• **Task objective**:
Report back each line of the records that contains the string "structure".

• **Provided data**:
....
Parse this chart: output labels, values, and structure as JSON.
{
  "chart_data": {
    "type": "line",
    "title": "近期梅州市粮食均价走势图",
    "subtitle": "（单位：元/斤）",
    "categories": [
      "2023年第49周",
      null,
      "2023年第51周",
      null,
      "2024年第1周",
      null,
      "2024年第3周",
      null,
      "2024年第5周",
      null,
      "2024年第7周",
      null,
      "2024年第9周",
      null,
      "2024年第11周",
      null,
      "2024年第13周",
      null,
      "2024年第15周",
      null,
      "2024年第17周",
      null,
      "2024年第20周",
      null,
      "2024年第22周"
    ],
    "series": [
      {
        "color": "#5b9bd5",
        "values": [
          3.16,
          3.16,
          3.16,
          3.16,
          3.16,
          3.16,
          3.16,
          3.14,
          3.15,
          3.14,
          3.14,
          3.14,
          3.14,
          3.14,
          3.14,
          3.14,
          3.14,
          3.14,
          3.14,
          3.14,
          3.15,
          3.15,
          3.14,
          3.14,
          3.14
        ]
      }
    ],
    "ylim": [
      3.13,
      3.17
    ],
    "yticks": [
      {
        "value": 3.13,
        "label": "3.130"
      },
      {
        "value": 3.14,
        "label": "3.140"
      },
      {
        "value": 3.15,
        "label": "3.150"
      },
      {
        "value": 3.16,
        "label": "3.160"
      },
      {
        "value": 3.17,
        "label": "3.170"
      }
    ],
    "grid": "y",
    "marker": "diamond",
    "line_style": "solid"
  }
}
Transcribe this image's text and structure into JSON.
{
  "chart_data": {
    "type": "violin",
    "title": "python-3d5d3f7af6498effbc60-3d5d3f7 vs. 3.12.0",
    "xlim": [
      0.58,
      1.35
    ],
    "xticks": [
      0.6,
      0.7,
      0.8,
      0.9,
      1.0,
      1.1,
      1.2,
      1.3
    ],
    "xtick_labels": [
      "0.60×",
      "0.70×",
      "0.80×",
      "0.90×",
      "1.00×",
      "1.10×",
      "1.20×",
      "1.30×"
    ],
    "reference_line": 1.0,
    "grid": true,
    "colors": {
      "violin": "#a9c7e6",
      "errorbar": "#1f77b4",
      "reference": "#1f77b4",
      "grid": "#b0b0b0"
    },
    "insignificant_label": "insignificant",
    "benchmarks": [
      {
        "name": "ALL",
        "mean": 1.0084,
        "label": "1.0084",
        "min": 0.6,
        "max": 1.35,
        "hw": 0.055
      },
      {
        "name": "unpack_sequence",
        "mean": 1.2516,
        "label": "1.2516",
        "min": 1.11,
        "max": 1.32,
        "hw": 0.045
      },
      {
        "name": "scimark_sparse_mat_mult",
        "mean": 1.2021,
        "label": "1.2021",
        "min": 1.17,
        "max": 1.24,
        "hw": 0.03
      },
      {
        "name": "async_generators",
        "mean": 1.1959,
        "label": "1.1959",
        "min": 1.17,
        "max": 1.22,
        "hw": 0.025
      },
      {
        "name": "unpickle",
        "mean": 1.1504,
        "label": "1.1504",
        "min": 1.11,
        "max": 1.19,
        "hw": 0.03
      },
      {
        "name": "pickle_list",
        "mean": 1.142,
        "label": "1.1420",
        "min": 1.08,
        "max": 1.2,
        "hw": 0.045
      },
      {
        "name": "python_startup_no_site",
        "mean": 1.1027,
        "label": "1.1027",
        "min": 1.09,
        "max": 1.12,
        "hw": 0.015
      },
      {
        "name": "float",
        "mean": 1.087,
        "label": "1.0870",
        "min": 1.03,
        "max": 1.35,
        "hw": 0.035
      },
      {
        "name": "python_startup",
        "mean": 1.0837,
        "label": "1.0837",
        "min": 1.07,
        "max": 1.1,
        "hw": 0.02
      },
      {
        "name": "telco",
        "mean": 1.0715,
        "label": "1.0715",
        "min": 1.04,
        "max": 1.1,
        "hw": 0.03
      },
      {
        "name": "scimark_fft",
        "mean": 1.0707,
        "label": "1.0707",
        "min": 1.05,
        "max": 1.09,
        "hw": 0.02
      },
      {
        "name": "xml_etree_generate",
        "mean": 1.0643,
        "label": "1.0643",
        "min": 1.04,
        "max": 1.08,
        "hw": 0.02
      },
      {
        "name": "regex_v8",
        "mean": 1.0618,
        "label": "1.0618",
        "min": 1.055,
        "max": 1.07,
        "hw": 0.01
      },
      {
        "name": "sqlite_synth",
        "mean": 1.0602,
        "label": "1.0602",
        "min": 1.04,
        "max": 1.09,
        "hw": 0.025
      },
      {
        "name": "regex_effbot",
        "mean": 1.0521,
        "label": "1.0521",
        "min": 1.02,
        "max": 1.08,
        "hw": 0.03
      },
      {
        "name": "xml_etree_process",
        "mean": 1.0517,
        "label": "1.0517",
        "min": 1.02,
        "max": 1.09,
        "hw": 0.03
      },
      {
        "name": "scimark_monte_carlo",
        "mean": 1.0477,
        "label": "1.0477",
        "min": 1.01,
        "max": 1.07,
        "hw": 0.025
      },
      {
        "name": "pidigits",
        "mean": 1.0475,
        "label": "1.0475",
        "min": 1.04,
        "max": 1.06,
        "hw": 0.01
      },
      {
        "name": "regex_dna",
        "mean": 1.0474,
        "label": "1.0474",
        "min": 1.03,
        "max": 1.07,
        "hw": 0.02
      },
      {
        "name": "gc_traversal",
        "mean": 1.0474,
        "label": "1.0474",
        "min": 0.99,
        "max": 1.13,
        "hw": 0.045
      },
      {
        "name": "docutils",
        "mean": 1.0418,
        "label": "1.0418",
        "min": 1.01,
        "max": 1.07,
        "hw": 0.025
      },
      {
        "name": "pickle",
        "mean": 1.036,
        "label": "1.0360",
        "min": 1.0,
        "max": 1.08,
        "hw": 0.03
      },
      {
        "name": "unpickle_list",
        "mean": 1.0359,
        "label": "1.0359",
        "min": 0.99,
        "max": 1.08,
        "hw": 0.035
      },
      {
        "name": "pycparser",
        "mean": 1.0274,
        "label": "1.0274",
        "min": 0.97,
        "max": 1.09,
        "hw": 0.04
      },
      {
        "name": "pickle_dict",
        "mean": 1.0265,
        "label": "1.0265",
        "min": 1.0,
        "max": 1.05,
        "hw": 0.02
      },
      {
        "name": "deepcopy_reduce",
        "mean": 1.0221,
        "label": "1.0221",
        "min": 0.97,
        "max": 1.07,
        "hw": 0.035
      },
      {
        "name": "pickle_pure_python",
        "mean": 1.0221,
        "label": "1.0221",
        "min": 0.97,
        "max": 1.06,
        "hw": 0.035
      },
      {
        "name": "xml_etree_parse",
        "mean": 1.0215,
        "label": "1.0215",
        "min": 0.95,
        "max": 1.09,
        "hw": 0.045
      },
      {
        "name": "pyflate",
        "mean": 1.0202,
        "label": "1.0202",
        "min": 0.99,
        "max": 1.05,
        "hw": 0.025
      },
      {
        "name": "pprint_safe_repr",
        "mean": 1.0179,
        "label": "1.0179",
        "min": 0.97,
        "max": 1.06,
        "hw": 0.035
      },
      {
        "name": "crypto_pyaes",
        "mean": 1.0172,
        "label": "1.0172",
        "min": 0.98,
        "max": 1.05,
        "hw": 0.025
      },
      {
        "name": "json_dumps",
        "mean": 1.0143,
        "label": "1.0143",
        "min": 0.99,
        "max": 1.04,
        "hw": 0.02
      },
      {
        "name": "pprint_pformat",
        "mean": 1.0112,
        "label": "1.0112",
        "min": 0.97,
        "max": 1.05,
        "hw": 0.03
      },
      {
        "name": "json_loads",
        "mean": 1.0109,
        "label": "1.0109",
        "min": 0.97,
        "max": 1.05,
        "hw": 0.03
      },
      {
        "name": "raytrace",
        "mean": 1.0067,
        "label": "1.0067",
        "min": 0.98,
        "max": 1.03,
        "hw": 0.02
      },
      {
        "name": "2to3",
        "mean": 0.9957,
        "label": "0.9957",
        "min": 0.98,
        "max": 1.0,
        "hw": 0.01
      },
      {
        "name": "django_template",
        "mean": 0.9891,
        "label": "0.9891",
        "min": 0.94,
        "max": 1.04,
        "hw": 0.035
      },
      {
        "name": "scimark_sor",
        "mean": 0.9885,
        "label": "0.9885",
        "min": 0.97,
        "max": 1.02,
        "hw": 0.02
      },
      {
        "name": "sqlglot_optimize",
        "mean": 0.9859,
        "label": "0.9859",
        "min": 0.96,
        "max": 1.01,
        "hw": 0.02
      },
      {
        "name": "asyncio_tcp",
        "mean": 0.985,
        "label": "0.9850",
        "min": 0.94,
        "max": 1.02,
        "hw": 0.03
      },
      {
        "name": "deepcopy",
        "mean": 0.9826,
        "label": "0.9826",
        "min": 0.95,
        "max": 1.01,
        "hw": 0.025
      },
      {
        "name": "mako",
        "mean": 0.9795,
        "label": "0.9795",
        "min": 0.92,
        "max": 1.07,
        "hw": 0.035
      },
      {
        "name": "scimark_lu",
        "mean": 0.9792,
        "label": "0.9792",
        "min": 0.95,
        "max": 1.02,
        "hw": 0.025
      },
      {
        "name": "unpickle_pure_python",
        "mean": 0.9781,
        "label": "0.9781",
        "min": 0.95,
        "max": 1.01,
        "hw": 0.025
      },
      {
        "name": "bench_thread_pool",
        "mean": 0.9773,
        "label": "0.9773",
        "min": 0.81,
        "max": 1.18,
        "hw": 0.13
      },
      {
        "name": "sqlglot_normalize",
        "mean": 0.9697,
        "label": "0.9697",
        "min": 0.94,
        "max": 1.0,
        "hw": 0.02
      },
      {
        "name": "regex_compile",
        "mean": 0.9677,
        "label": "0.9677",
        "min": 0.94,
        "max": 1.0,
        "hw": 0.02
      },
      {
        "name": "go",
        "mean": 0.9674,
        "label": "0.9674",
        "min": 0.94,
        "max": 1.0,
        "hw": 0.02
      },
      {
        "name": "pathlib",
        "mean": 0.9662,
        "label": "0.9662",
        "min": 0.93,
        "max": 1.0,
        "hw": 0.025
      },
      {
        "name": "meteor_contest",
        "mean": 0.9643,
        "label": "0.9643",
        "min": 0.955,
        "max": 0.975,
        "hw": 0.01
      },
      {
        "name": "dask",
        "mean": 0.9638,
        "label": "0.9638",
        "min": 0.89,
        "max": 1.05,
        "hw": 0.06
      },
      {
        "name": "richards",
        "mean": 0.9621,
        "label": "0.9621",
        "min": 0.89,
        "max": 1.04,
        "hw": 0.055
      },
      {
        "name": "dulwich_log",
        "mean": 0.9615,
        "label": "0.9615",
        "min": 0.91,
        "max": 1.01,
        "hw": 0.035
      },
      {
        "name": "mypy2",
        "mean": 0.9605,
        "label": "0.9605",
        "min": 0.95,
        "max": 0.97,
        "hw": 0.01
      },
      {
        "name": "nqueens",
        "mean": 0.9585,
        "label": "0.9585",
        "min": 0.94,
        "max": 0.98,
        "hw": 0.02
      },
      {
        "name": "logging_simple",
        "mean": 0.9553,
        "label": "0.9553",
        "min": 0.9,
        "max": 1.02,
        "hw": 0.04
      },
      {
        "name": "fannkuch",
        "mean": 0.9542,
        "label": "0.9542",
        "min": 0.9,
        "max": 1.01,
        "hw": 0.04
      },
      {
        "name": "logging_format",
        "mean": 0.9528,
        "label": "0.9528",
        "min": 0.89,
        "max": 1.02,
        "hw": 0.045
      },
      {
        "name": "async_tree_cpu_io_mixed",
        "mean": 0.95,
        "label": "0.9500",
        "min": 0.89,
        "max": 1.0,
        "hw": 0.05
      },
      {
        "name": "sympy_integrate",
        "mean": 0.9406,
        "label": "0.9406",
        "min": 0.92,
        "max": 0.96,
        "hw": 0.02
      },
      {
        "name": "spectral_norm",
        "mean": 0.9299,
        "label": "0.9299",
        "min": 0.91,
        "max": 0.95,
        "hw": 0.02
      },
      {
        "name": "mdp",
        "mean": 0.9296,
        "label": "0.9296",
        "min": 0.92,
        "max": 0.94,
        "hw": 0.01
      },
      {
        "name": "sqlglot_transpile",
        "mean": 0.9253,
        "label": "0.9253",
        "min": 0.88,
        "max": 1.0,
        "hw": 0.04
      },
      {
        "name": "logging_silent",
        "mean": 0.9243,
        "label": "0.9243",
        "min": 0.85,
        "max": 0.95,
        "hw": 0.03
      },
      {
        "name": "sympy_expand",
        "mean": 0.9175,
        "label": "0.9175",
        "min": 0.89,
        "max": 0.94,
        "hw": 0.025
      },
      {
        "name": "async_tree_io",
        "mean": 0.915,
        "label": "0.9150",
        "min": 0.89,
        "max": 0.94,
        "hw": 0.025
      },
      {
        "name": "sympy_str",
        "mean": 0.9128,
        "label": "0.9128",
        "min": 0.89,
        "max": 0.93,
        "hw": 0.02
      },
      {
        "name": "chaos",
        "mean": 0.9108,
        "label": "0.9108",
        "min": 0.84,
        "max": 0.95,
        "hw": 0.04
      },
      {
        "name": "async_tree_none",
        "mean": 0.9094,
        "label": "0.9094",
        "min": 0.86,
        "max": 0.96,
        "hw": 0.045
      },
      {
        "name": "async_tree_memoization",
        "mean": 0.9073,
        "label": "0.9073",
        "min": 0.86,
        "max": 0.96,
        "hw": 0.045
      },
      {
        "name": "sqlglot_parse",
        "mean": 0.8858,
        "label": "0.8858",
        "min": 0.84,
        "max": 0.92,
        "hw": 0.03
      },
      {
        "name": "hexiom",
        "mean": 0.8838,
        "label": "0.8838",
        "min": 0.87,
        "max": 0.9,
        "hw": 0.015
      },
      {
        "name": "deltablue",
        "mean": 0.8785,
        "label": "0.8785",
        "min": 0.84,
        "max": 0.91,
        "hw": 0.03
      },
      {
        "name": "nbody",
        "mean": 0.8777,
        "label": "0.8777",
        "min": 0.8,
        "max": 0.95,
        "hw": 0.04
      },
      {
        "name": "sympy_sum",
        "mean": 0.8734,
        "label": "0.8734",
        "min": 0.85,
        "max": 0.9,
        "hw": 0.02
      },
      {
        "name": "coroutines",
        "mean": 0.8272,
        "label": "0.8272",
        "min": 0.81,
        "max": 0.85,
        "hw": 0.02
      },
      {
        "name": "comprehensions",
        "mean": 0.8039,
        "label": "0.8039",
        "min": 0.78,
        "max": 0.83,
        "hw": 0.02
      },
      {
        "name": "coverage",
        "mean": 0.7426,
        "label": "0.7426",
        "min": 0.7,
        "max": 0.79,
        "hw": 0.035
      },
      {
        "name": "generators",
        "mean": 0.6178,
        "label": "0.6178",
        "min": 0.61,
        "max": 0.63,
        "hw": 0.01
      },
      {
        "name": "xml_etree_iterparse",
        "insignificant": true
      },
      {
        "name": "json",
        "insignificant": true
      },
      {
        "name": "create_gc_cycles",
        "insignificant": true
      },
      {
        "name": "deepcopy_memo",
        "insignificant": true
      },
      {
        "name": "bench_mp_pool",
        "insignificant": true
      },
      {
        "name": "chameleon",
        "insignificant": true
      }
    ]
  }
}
....
• **Answer to this exercise**:
Parse this chart: output labels, values, and structure as JSON.
Transcribe this image's text and structure into JSON.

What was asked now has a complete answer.